WRITTEN INSTRUCTION: Copy the data that follows, character for character, minus the pictures.

>> BEGIN

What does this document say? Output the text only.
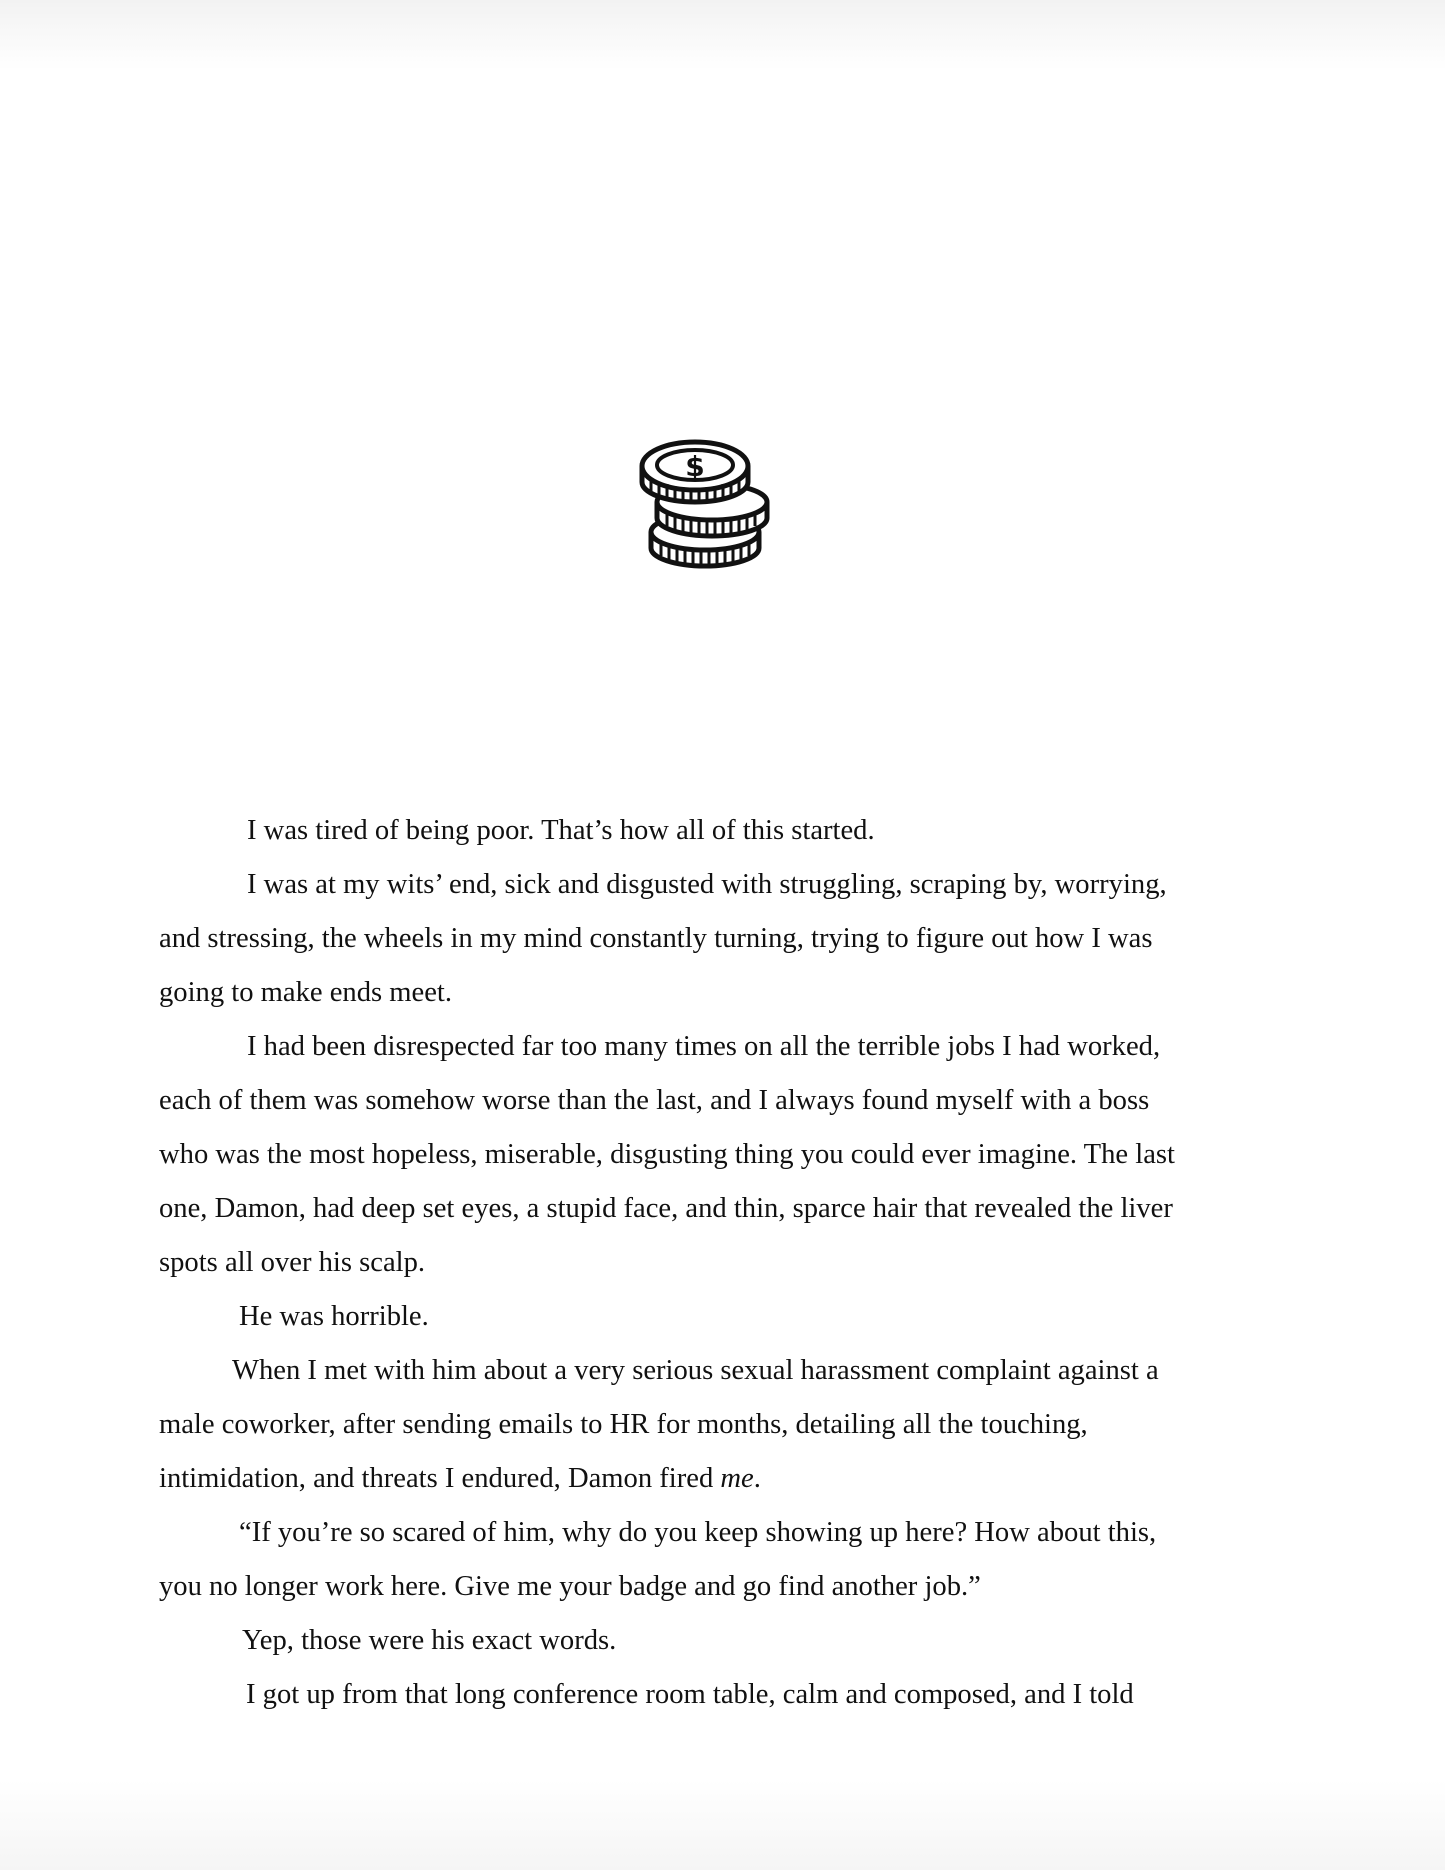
$
I was tired of being poor. That’s how all of this started.
I was at my wits’ end, sick and disgusted with struggling, scraping by, worrying,
and stressing, the wheels in my mind constantly turning, trying to figure out how I was
going to make ends meet.
I had been disrespected far too many times on all the terrible jobs I had worked,
each of them was somehow worse than the last, and I always found myself with a boss
who was the most hopeless, miserable, disgusting thing you could ever imagine. The last
one, Damon, had deep set eyes, a stupid face, and thin, sparce hair that revealed the liver
spots all over his scalp.
He was horrible.
When I met with him about a very serious sexual harassment complaint against a
male coworker, after sending emails to HR for months, detailing all the touching,
intimidation, and threats I endured, Damon fired me.
“If you’re so scared of him, why do you keep showing up here? How about this,
you no longer work here. Give me your badge and go find another job.”
Yep, those were his exact words.
I got up from that long conference room table, calm and composed, and I told
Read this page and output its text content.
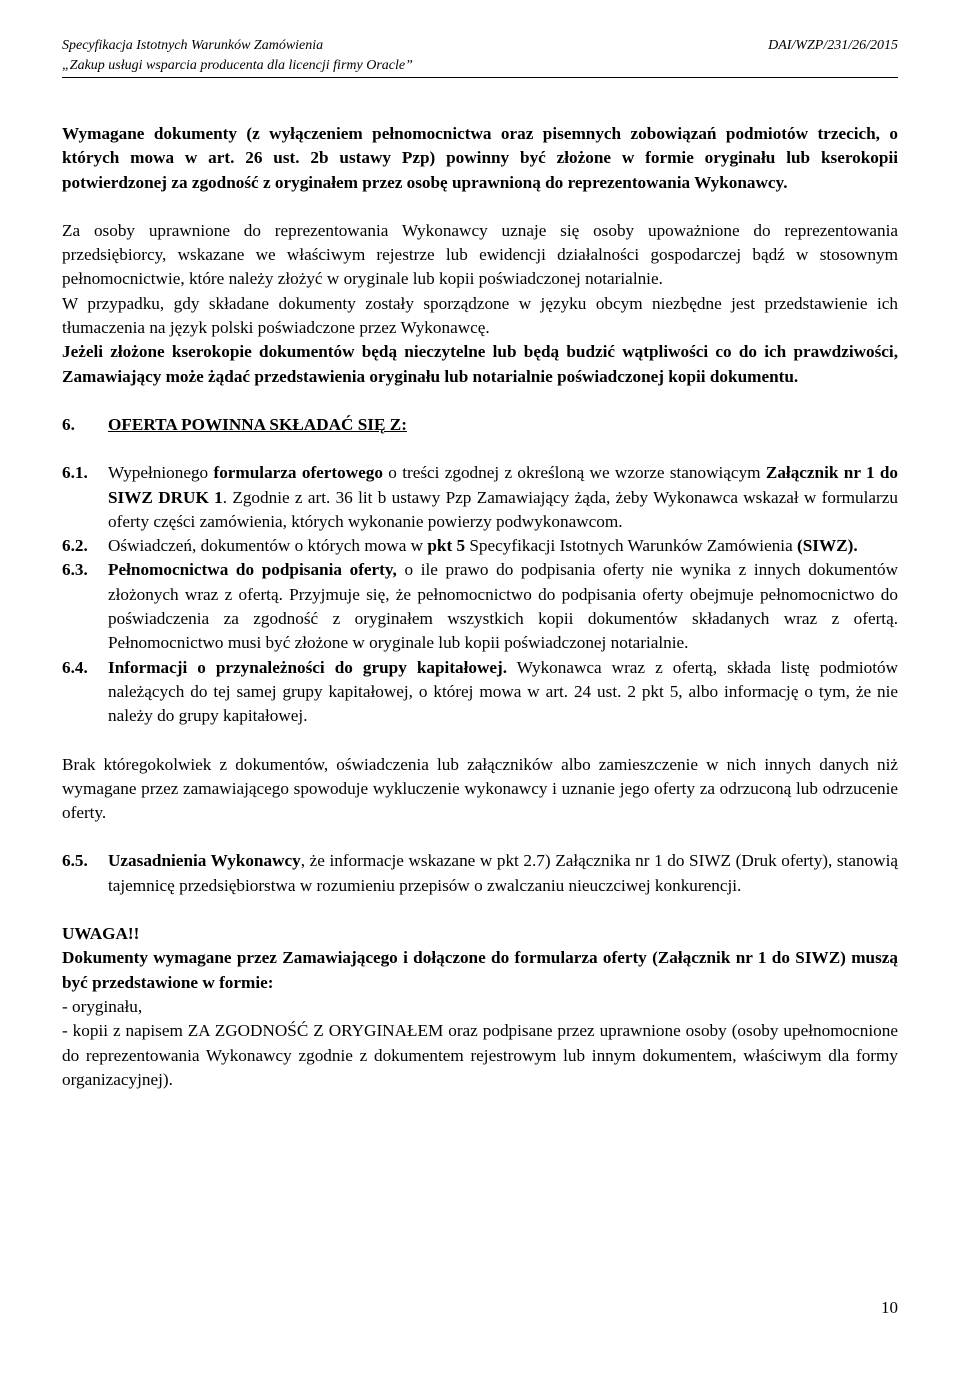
Specyfikacja Istotnych Warunków Zamówienia	DAI/WZP/231/26/2015
„Zakup usługi wsparcia producenta dla licencji firmy Oracle”

Wymagane dokumenty (z wyłączeniem pełnomocnictwa oraz pisemnych zobowiązań podmiotów trzecich, o których mowa w art. 26 ust. 2b ustawy Pzp) powinny być złożone w formie oryginału lub kserokopii potwierdzonej za zgodność z oryginałem przez osobę uprawnioną do reprezentowania Wykonawcy.

Za osoby uprawnione do reprezentowania Wykonawcy uznaje się osoby upoważnione do reprezentowania przedsiębiorcy, wskazane we właściwym rejestrze lub ewidencji działalności gospodarczej bądź w stosownym pełnomocnictwie, które należy złożyć w oryginale lub kopii poświadczonej notarialnie.

W przypadku, gdy składane dokumenty zostały sporządzone w języku obcym niezbędne jest przedstawienie ich tłumaczenia na język polski poświadczone przez Wykonawcę.

Jeżeli złożone kserokopie dokumentów będą nieczytelne lub będą budzić wątpliwości co do ich prawdziwości, Zamawiający może żądać przedstawienia oryginału lub notarialnie poświadczonej kopii dokumentu.

6.	OFERTA POWINNA SKŁADAĆ SIĘ Z:
6.1.	Wypełnionego formularza ofertowego o treści zgodnej z określoną we wzorze stanowiącym Załącznik nr 1 do SIWZ DRUK 1. Zgodnie z art. 36 lit b ustawy Pzp Zamawiający żąda, żeby Wykonawca wskazał w formularzu oferty części zamówienia, których wykonanie powierzy podwykonawcom.
6.2.	Oświadczeń, dokumentów o których mowa w pkt 5 Specyfikacji Istotnych Warunków Zamówienia (SIWZ).
6.3.	Pełnomocnictwa do podpisania oferty, o ile prawo do podpisania oferty nie wynika z innych dokumentów złożonych wraz z ofertą. Przyjmuje się, że pełnomocnictwo do podpisania oferty obejmuje pełnomocnictwo do poświadczenia za zgodność z oryginałem wszystkich kopii dokumentów składanych wraz z ofertą. Pełnomocnictwo musi być złożone w oryginale lub kopii poświadczonej notarialnie.
6.4.	Informacji o przynależności do grupy kapitałowej. Wykonawca wraz z ofertą, składa listę podmiotów należących do tej samej grupy kapitałowej, o której mowa w art. 24 ust. 2 pkt 5, albo informację o tym, że nie należy do grupy kapitałowej.

Brak któregokolwiek z dokumentów, oświadczenia lub załączników albo zamieszczenie w nich innych danych niż wymagane przez zamawiającego spowoduje wykluczenie wykonawcy i uznanie jego oferty za odrzuconą lub odrzucenie oferty.

6.5.	Uzasadnienia Wykonawcy, że informacje wskazane w pkt 2.7) Załącznika nr 1 do SIWZ (Druk oferty), stanowią tajemnicę przedsiębiorstwa w rozumieniu przepisów o zwalczaniu nieuczciwej konkurencji.

UWAGA!!

Dokumenty wymagane przez Zamawiającego i dołączone do formularza oferty (Załącznik nr 1 do SIWZ) muszą być przedstawione w formie:

- oryginału,

- kopii z napisem ZA ZGODNOŚĆ Z ORYGINAŁEM oraz podpisane przez uprawnione osoby (osoby upełnomocnione do reprezentowania Wykonawcy zgodnie z dokumentem rejestrowym lub innym dokumentem, właściwym dla formy organizacyjnej).

10
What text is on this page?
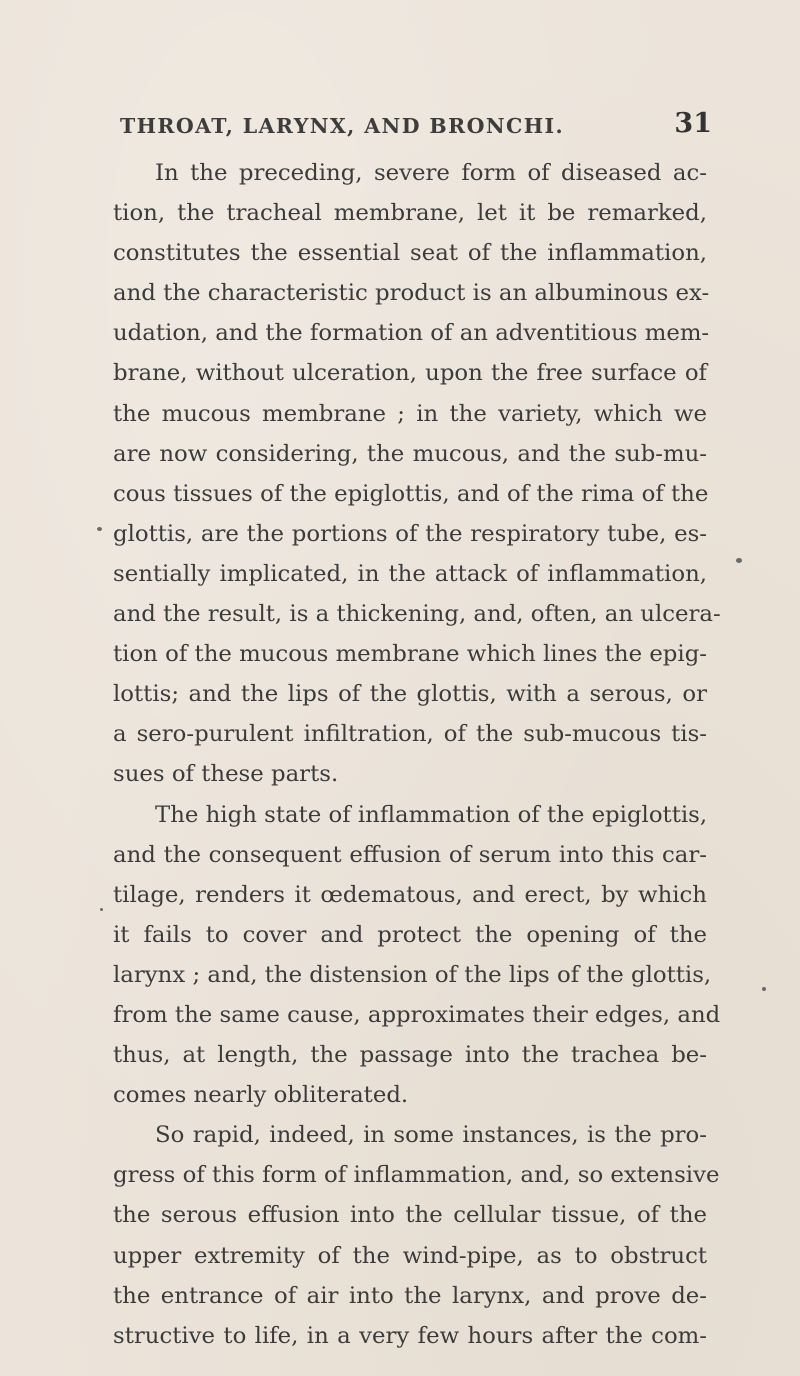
THROAT, LARYNX, AND BRONCHI.	31
In the preceding, severe form of diseased ac-
tion, the tracheal membrane, let it be remarked,
constitutes the essential seat of the inflammation,
and the characteristic product is an albuminous ex-
udation, and the formation of an adventitious mem-
brane, without ulceration, upon the free surface of
the mucous membrane ; in the variety, which we
are now considering, the mucous, and the sub-mu-
cous tissues of the epiglottis, and of the rima of the
glottis, are the portions of the respiratory tube, es-
sentially implicated, in the attack of inflammation,
and the result, is a thickening, and, often, an ulcera-
tion of the mucous membrane which lines the epig-
lottis; and the lips of the glottis, with a serous, or
a sero-purulent infiltration, of the sub-mucous tis-
sues of these parts.
The high state of inflammation of the epiglottis,
and the consequent effusion of serum into this car-
tilage, renders it œdematous, and erect, by which
it fails to cover and protect the opening of the
larynx ; and, the distension of the lips of the glottis,
from the same cause, approximates their edges, and
thus, at length, the passage into the trachea be-
comes nearly obliterated.
So rapid, indeed, in some instances, is the pro-
gress of this form of inflammation, and, so extensive
the serous effusion into the cellular tissue, of the
upper extremity of the wind-pipe, as to obstruct
the entrance of air into the larynx, and prove de-
structive to life, in a very few hours after the com-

>> END

WRITTEN ANSWER:
What does this document say? Output the text only.
$
I was tired of being poor. That’s how all of this started.
I was at my wits’ end, sick and disgusted with struggling, scraping by, worrying,
and stressing, the wheels in my mind constantly turning, trying to figure out how I was
going to make ends meet.
I had been disrespected far too many times on all the terrible jobs I had worked,
each of them was somehow worse than the last, and I always found myself with a boss
who was the most hopeless, miserable, disgusting thing you could ever imagine. The last
one, Damon, had deep set eyes, a stupid face, and thin, sparce hair that revealed the liver
spots all over his scalp.
He was horrible.
When I met with him about a very serious sexual harassment complaint against a
male coworker, after sending emails to HR for months, detailing all the touching,
intimidation, and threats I endured, Damon fired me.
“If you’re so scared of him, why do you keep showing up here? How about this,
you no longer work here. Give me your badge and go find another job.”
Yep, those were his exact words.
I got up from that long conference room table, calm and composed, and I told
Read this page and output its text content.
Specyfikacja Istotnych Warunków Zamówienia	DAI/WZP/231/26/2015
„Zakup usługi wsparcia producenta dla licencji firmy Oracle”

Wymagane dokumenty (z wyłączeniem pełnomocnictwa oraz pisemnych zobowiązań podmiotów trzecich, o których mowa w art. 26 ust. 2b ustawy Pzp) powinny być złożone w formie oryginału lub kserokopii potwierdzonej za zgodność z oryginałem przez osobę uprawnioną do reprezentowania Wykonawcy.

Za osoby uprawnione do reprezentowania Wykonawcy uznaje się osoby upoważnione do reprezentowania przedsiębiorcy, wskazane we właściwym rejestrze lub ewidencji działalności gospodarczej bądź w stosownym pełnomocnictwie, które należy złożyć w oryginale lub kopii poświadczonej notarialnie.

W przypadku, gdy składane dokumenty zostały sporządzone w języku obcym niezbędne jest przedstawienie ich tłumaczenia na język polski poświadczone przez Wykonawcę.

Jeżeli złożone kserokopie dokumentów będą nieczytelne lub będą budzić wątpliwości co do ich prawdziwości, Zamawiający może żądać przedstawienia oryginału lub notarialnie poświadczonej kopii dokumentu.

6.	OFERTA POWINNA SKŁADAĆ SIĘ Z:
6.1.	Wypełnionego formularza ofertowego o treści zgodnej z określoną we wzorze stanowiącym Załącznik nr 1 do SIWZ DRUK 1. Zgodnie z art. 36 lit b ustawy Pzp Zamawiający żąda, żeby Wykonawca wskazał w formularzu oferty części zamówienia, których wykonanie powierzy podwykonawcom.
6.2.	Oświadczeń, dokumentów o których mowa w pkt 5 Specyfikacji Istotnych Warunków Zamówienia (SIWZ).
6.3.	Pełnomocnictwa do podpisania oferty, o ile prawo do podpisania oferty nie wynika z innych dokumentów złożonych wraz z ofertą. Przyjmuje się, że pełnomocnictwo do podpisania oferty obejmuje pełnomocnictwo do poświadczenia za zgodność z oryginałem wszystkich kopii dokumentów składanych wraz z ofertą. Pełnomocnictwo musi być złożone w oryginale lub kopii poświadczonej notarialnie.
6.4.	Informacji o przynależności do grupy kapitałowej. Wykonawca wraz z ofertą, składa listę podmiotów należących do tej samej grupy kapitałowej, o której mowa w art. 24 ust. 2 pkt 5, albo informację o tym, że nie należy do grupy kapitałowej.

Brak któregokolwiek z dokumentów, oświadczenia lub załączników albo zamieszczenie w nich innych danych niż wymagane przez zamawiającego spowoduje wykluczenie wykonawcy i uznanie jego oferty za odrzuconą lub odrzucenie oferty.

6.5.	Uzasadnienia Wykonawcy, że informacje wskazane w pkt 2.7) Załącznika nr 1 do SIWZ (Druk oferty), stanowią tajemnicę przedsiębiorstwa w rozumieniu przepisów o zwalczaniu nieuczciwej konkurencji.

UWAGA!!

Dokumenty wymagane przez Zamawiającego i dołączone do formularza oferty (Załącznik nr 1 do SIWZ) muszą być przedstawione w formie:

- oryginału,

- kopii z napisem ZA ZGODNOŚĆ Z ORYGINAŁEM oraz podpisane przez uprawnione osoby (osoby upełnomocnione do reprezentowania Wykonawcy zgodnie z dokumentem rejestrowym lub innym dokumentem, właściwym dla formy organizacyjnej).

10
What text is on this page?
THROAT, LARYNX, AND BRONCHI.	31
In the preceding, severe form of diseased ac-
tion, the tracheal membrane, let it be remarked,
constitutes the essential seat of the inflammation,
and the characteristic product is an albuminous ex-
udation, and the formation of an adventitious mem-
brane, without ulceration, upon the free surface of
the mucous membrane ; in the variety, which we
are now considering, the mucous, and the sub-mu-
cous tissues of the epiglottis, and of the rima of the
glottis, are the portions of the respiratory tube, es-
sentially implicated, in the attack of inflammation,
and the result, is a thickening, and, often, an ulcera-
tion of the mucous membrane which lines the epig-
lottis; and the lips of the glottis, with a serous, or
a sero-purulent infiltration, of the sub-mucous tis-
sues of these parts.
The high state of inflammation of the epiglottis,
and the consequent effusion of serum into this car-
tilage, renders it œdematous, and erect, by which
it fails to cover and protect the opening of the
larynx ; and, the distension of the lips of the glottis,
from the same cause, approximates their edges, and
thus, at length, the passage into the trachea be-
comes nearly obliterated.
So rapid, indeed, in some instances, is the pro-
gress of this form of inflammation, and, so extensive
the serous effusion into the cellular tissue, of the
upper extremity of the wind-pipe, as to obstruct
the entrance of air into the larynx, and prove de-
structive to life, in a very few hours after the com-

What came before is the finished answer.